## BEGIN EXERCISE MATERIAL
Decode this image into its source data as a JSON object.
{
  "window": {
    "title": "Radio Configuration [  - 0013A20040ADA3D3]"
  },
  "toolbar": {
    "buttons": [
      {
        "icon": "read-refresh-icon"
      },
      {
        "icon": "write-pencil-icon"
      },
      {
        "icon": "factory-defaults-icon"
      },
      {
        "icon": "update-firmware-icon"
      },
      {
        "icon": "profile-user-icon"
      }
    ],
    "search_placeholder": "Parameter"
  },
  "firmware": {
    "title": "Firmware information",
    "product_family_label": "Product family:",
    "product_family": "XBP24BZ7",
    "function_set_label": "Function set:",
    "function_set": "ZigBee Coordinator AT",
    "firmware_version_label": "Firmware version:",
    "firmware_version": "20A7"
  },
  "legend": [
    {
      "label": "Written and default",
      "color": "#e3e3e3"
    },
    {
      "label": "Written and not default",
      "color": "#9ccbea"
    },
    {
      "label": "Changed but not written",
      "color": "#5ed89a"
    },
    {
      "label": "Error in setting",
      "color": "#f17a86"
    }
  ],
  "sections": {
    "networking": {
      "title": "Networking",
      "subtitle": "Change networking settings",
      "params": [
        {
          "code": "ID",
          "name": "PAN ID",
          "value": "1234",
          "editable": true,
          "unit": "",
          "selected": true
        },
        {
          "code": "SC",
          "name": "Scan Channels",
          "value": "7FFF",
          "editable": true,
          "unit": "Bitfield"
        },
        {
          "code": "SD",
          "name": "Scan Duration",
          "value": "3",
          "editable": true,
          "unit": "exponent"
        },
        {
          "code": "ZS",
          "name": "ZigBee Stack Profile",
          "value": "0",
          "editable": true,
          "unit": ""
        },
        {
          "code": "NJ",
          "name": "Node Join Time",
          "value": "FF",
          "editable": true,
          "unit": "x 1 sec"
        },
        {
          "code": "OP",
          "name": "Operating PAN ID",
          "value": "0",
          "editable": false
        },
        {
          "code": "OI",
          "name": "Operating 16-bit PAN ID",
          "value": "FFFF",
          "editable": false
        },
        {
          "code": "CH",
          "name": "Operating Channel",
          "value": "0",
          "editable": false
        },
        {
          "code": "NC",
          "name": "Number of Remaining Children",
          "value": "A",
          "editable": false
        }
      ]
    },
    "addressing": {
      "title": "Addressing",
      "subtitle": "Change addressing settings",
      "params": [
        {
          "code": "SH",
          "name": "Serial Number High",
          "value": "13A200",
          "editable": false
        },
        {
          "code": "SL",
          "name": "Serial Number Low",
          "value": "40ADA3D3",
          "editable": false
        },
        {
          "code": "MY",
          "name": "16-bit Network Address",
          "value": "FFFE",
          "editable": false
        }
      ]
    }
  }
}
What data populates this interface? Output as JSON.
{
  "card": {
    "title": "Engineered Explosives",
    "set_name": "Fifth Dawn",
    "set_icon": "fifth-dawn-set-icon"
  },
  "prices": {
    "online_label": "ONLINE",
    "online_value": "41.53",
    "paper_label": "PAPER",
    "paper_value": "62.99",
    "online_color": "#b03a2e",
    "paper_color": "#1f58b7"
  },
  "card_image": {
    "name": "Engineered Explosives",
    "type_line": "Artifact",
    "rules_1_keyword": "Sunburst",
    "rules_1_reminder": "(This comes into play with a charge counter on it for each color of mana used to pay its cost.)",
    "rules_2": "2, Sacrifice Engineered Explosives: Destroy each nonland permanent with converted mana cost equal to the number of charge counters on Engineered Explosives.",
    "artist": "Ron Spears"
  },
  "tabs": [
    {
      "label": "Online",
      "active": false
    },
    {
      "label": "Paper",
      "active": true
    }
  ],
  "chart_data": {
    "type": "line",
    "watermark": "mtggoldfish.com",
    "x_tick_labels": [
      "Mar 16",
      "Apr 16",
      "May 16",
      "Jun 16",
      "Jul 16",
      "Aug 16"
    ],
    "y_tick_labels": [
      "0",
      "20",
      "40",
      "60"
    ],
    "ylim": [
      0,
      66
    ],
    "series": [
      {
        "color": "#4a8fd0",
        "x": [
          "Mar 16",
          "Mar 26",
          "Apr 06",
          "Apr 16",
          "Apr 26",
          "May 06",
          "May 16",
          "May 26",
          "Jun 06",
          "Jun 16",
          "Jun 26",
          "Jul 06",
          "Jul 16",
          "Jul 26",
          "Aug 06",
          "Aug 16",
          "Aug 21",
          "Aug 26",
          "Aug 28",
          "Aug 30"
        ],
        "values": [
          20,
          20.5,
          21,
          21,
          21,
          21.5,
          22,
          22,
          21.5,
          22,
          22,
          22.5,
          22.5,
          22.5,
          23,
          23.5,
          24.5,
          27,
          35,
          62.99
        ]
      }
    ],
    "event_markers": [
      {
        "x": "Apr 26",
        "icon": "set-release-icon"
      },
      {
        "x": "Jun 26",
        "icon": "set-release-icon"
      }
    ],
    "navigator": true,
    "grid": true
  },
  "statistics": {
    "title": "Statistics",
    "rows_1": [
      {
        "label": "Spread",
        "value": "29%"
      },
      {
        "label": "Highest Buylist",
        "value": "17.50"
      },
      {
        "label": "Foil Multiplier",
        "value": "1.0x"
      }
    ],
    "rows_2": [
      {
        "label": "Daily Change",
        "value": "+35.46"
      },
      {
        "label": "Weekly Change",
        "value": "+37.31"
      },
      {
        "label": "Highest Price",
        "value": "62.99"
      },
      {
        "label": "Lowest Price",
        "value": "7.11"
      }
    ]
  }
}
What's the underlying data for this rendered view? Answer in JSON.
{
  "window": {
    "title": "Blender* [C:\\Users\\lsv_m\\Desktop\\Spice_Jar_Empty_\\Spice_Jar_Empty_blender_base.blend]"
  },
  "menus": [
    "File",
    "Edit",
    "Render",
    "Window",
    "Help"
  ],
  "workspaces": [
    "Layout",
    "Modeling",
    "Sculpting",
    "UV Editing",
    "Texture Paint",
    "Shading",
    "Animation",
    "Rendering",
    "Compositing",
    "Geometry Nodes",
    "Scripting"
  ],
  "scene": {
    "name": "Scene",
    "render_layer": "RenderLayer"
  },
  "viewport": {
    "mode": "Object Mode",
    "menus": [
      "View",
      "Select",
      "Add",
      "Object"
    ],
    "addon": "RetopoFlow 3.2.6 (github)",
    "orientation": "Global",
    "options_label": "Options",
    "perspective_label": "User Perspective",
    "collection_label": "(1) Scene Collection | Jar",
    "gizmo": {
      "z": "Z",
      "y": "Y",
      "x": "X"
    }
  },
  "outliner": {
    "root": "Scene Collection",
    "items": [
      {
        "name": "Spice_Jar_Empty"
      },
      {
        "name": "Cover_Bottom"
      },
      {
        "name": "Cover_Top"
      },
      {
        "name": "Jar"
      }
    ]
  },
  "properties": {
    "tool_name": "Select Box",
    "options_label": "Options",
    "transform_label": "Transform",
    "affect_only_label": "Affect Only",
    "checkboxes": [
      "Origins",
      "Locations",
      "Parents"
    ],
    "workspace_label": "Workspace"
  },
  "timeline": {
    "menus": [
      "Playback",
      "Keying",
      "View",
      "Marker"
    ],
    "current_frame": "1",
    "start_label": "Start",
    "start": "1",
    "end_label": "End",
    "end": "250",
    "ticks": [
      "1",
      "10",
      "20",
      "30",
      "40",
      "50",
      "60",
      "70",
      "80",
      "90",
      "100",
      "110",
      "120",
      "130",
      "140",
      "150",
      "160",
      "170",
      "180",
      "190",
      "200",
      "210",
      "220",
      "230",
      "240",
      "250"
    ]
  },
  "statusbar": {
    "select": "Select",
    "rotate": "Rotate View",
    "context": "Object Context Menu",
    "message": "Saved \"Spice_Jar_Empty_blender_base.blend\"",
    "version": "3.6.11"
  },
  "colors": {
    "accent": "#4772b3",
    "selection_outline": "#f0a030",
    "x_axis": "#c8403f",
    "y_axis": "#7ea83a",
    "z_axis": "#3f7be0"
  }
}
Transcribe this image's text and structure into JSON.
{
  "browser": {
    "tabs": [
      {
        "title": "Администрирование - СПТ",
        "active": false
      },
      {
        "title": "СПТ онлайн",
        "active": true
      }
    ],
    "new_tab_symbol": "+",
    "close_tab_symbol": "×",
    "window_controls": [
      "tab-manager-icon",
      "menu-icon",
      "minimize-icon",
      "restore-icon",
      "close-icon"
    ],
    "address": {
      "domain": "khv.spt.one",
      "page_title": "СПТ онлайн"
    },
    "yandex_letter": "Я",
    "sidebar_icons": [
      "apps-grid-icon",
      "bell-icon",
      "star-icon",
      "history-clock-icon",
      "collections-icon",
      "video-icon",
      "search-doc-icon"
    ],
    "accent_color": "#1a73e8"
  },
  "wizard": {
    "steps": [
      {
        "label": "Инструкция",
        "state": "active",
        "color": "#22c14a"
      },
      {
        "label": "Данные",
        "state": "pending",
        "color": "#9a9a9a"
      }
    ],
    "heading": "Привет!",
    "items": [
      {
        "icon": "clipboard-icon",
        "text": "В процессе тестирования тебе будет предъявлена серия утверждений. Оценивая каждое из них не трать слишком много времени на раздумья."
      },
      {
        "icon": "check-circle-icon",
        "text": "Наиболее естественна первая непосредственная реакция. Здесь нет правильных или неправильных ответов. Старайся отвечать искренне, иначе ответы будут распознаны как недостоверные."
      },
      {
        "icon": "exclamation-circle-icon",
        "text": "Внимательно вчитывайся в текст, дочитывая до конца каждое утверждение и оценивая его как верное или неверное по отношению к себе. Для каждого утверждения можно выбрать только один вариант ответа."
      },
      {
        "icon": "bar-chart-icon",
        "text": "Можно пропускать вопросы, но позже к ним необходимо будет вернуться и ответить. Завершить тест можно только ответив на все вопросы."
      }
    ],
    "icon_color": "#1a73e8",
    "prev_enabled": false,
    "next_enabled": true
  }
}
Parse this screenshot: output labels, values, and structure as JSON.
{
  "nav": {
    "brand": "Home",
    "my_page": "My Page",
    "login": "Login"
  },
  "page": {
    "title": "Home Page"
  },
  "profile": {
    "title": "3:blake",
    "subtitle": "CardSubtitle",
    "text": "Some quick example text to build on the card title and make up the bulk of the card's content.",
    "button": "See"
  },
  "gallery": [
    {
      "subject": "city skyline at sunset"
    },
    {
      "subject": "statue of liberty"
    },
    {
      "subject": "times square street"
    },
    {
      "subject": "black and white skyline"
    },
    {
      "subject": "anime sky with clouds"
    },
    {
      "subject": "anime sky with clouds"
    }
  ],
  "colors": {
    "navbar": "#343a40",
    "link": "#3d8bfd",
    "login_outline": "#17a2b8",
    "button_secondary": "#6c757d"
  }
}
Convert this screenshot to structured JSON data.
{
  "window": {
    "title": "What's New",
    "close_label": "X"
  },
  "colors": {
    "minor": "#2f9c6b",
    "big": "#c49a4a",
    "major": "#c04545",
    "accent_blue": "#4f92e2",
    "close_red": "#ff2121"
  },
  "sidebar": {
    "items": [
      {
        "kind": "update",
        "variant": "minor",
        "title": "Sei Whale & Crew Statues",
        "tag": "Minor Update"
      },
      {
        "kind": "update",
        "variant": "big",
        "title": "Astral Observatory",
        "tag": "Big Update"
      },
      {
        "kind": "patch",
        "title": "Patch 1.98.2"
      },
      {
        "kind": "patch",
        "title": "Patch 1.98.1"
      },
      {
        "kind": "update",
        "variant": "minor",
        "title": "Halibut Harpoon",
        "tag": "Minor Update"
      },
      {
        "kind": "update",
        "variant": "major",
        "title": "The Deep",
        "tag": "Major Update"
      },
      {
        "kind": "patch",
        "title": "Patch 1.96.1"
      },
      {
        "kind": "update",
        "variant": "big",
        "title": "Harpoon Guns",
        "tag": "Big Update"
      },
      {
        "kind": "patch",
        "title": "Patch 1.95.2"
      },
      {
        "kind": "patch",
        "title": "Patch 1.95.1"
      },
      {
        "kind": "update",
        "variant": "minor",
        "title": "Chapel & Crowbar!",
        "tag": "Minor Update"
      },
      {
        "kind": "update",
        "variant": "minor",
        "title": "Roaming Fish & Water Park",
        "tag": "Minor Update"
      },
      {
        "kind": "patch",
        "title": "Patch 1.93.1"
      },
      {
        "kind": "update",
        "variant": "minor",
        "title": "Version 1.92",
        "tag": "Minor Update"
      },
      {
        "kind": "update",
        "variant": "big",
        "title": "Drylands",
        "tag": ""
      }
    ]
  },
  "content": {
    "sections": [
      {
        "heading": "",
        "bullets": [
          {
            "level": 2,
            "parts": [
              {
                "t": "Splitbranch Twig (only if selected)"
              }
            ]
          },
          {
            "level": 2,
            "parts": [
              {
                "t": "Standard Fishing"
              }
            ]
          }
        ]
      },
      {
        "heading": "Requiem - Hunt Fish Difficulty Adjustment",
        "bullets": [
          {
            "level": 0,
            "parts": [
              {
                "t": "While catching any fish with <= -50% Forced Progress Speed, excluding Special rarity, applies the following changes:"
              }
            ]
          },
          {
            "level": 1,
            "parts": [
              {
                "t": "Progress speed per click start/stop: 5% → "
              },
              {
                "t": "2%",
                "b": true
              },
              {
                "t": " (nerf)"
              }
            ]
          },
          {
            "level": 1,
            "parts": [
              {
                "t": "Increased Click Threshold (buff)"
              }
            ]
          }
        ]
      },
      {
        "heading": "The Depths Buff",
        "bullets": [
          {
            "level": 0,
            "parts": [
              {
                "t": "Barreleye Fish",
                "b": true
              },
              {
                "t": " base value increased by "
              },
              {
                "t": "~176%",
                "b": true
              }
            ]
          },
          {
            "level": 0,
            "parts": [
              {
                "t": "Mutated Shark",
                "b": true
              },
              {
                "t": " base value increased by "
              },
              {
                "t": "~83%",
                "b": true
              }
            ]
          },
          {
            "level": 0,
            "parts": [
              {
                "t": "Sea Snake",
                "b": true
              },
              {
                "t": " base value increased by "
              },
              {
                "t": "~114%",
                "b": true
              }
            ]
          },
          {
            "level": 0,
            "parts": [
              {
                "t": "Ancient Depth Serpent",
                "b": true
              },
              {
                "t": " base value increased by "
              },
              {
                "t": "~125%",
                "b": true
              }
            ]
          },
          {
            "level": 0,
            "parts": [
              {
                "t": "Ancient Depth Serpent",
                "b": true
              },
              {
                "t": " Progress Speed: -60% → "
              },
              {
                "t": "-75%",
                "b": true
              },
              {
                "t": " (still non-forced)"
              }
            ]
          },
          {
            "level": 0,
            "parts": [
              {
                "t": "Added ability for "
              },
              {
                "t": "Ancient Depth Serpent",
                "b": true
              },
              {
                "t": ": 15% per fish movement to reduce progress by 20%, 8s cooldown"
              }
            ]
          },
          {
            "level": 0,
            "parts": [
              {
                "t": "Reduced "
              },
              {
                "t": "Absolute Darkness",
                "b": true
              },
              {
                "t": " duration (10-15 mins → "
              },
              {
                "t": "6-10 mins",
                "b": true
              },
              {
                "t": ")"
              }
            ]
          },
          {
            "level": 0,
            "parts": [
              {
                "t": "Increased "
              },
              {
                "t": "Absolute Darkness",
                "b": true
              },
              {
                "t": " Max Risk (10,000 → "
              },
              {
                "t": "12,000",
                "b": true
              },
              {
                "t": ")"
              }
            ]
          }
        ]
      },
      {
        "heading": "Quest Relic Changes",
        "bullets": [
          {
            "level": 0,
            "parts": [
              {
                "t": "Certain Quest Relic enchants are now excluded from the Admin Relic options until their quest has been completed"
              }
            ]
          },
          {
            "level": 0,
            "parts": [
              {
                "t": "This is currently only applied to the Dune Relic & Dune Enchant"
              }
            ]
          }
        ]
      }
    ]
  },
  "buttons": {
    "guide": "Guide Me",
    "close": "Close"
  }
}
## END EXERCISE MATERIAL
### AIM OF THE TASK
Spot every line that holds "values" and copy it.

### FINAL RESULT
        "values": [
Parse this screenshot: output labels, values, and structure as JSON.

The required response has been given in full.